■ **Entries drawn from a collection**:
>>>
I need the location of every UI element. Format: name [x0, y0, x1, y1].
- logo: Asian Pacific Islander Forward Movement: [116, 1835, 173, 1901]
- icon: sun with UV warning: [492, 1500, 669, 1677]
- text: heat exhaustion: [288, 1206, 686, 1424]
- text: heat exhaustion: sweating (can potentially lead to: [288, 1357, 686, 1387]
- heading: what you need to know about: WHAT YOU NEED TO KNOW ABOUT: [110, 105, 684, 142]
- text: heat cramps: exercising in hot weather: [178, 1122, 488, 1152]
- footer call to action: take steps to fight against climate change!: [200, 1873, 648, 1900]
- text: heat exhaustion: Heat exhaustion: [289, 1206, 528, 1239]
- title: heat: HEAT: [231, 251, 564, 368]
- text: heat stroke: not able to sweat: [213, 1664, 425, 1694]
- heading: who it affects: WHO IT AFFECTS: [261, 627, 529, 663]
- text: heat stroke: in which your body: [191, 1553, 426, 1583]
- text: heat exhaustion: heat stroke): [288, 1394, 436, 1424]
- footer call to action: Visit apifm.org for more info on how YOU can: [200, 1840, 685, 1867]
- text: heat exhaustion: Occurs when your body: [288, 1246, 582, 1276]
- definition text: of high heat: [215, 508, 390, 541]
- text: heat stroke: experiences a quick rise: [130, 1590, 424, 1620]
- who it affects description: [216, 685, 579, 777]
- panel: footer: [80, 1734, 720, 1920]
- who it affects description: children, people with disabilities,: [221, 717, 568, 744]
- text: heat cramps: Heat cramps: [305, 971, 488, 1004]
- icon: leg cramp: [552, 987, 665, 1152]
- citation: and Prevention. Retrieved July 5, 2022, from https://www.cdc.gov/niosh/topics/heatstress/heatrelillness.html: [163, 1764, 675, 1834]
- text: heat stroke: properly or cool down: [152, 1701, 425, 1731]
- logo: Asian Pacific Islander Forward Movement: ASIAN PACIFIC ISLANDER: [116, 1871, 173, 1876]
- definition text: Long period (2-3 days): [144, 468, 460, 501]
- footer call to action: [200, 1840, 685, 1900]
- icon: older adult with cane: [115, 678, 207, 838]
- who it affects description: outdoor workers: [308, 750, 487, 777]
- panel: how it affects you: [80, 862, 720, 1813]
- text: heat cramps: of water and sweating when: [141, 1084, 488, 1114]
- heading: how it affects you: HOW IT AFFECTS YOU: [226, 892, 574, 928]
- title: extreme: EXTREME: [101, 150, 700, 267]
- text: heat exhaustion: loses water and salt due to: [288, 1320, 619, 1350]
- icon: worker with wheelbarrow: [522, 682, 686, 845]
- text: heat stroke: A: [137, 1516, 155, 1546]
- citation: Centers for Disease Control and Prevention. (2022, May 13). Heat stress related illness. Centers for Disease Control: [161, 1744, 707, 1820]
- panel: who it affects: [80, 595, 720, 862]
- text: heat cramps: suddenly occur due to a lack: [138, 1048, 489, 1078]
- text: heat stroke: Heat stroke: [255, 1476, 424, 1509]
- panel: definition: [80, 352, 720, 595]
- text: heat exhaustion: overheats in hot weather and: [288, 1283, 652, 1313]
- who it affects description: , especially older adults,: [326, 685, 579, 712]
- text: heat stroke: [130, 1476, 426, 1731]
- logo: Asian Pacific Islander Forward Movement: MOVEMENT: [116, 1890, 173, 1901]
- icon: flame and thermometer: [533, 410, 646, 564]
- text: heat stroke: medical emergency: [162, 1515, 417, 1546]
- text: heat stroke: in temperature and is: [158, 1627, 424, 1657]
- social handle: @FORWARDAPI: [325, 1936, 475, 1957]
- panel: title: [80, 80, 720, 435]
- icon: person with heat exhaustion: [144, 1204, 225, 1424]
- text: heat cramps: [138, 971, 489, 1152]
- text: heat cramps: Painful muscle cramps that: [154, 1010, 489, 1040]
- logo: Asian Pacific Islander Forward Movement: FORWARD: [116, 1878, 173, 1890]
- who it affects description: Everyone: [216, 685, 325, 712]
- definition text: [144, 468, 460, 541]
<<<
■ **OBJECTIVE**: Recast the records, from the first line through the line containing "- heading: what", as a JSON list of strings with one string per line and no blank lines.

■ **OUTPUT FOR THIS TASK**:
[
  "I need the location of every UI element. Format: name [x0, y0, x1, y1].",
  "- logo: Asian Pacific Islander Forward Movement: [116, 1835, 173, 1901]",
  "- icon: sun with UV warning: [492, 1500, 669, 1677]",
  "- text: heat exhaustion: [288, 1206, 686, 1424]",
  "- text: heat exhaustion: sweating (can potentially lead to: [288, 1357, 686, 1387]",
  "- heading: what you need to know about: WHAT YOU NEED TO KNOW ABOUT: [110, 105, 684, 142]"
]